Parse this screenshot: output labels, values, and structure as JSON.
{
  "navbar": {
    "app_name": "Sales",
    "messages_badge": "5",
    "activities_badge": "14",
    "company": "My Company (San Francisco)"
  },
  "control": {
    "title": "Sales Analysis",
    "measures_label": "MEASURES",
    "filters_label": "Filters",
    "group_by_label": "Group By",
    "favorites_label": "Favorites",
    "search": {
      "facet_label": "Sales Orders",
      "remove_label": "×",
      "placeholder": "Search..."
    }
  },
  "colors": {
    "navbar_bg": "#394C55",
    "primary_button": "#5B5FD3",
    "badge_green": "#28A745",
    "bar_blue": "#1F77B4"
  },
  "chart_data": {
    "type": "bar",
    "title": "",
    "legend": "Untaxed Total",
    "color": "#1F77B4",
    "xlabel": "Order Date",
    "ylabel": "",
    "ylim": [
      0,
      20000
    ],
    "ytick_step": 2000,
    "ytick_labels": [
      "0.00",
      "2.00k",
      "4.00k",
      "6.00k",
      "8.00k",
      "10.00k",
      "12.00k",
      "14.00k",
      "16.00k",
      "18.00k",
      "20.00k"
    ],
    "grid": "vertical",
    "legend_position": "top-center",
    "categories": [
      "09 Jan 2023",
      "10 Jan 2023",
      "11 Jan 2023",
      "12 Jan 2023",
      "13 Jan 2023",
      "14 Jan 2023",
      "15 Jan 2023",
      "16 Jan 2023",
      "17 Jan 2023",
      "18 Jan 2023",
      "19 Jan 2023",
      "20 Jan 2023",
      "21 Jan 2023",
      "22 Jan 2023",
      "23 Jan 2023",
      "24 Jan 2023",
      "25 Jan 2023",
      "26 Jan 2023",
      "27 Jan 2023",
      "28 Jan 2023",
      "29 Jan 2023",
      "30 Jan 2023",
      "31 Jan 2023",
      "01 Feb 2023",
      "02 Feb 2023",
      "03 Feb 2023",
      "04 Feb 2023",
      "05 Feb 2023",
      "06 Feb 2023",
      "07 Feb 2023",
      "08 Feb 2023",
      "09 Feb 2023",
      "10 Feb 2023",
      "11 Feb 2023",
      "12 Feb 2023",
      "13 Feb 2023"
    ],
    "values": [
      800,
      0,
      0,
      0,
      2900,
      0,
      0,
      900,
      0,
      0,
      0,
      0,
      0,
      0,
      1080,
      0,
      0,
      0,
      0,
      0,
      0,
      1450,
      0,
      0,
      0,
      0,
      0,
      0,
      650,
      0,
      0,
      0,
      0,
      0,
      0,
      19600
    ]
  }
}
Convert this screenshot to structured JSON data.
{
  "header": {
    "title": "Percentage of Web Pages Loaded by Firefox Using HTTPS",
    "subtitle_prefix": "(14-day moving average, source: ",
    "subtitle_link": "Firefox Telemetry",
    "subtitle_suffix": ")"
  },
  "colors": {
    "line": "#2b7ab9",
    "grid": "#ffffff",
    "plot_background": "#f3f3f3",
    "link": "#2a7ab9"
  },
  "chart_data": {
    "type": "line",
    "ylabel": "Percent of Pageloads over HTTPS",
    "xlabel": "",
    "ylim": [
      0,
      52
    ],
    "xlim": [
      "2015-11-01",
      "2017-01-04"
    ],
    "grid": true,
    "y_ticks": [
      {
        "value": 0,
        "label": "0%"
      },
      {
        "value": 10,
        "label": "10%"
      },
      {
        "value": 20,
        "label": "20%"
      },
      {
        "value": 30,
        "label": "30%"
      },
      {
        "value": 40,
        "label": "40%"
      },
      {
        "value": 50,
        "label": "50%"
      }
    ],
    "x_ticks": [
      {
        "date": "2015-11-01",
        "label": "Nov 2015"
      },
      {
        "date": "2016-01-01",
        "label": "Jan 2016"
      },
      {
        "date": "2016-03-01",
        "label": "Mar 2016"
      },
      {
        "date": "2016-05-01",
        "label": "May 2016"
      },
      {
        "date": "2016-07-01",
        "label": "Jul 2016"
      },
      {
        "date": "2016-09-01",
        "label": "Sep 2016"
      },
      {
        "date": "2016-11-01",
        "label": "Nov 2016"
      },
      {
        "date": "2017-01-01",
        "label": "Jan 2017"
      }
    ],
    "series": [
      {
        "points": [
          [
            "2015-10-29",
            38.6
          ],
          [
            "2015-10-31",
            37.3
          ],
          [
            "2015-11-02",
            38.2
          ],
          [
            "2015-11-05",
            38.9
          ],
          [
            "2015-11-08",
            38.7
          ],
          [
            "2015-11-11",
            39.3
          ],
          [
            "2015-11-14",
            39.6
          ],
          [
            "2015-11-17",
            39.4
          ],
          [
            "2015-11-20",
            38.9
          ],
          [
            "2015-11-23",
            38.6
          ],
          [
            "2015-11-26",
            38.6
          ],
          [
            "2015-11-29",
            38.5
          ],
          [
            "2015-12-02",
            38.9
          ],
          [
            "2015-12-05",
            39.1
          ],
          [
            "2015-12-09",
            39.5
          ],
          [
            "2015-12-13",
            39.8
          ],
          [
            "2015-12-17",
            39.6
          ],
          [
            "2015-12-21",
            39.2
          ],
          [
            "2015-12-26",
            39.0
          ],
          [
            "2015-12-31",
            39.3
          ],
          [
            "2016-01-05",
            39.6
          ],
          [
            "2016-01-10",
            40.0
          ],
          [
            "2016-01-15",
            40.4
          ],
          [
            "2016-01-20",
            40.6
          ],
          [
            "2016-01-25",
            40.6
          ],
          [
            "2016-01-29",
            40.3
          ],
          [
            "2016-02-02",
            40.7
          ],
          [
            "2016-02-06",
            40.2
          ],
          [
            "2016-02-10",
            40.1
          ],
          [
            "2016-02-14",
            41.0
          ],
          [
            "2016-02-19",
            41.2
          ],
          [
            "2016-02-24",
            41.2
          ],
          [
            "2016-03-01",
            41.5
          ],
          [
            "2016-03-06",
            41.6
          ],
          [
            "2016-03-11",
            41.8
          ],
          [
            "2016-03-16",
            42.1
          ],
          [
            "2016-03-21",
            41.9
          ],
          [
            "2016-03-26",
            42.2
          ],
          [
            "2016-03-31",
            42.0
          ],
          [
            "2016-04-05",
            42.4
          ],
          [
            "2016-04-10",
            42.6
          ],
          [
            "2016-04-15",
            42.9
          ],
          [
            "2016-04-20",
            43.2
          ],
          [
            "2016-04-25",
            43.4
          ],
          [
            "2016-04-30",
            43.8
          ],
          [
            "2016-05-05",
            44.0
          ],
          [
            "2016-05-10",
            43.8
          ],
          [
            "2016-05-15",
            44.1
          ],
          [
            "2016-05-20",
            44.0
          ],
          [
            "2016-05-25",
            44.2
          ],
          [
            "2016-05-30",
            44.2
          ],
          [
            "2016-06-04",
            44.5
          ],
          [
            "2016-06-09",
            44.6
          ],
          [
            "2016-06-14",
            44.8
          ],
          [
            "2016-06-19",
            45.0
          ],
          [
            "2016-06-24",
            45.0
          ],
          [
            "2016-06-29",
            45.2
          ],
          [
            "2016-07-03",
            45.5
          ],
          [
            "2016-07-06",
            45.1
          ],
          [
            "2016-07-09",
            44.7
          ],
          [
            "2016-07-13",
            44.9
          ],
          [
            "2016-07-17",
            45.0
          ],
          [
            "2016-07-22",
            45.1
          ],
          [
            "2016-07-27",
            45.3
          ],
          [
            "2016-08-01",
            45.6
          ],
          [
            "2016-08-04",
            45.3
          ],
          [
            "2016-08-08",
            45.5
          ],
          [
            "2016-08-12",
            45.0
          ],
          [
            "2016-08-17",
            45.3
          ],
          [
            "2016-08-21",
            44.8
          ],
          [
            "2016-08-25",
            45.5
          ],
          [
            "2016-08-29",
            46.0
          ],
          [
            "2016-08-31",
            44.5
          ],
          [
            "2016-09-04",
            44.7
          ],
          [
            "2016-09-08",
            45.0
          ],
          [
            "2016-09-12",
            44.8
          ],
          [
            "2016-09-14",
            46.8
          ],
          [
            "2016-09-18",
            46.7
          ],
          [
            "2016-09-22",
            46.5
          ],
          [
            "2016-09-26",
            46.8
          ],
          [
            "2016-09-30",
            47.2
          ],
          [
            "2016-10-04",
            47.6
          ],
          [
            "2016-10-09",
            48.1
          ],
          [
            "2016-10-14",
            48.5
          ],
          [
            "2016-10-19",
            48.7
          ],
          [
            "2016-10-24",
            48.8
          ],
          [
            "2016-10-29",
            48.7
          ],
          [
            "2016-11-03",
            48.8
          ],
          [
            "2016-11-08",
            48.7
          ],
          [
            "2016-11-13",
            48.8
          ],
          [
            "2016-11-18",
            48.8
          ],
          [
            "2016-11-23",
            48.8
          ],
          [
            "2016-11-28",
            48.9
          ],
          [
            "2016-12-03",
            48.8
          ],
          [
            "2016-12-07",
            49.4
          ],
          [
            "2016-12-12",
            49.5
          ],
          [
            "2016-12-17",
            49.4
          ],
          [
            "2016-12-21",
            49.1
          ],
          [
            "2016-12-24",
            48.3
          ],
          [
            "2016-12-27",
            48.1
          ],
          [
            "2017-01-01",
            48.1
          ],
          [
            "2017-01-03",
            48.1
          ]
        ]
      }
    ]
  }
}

* _Challenge_
Count every line bearing the word "Firefox"; report the total only.

* _Output_
2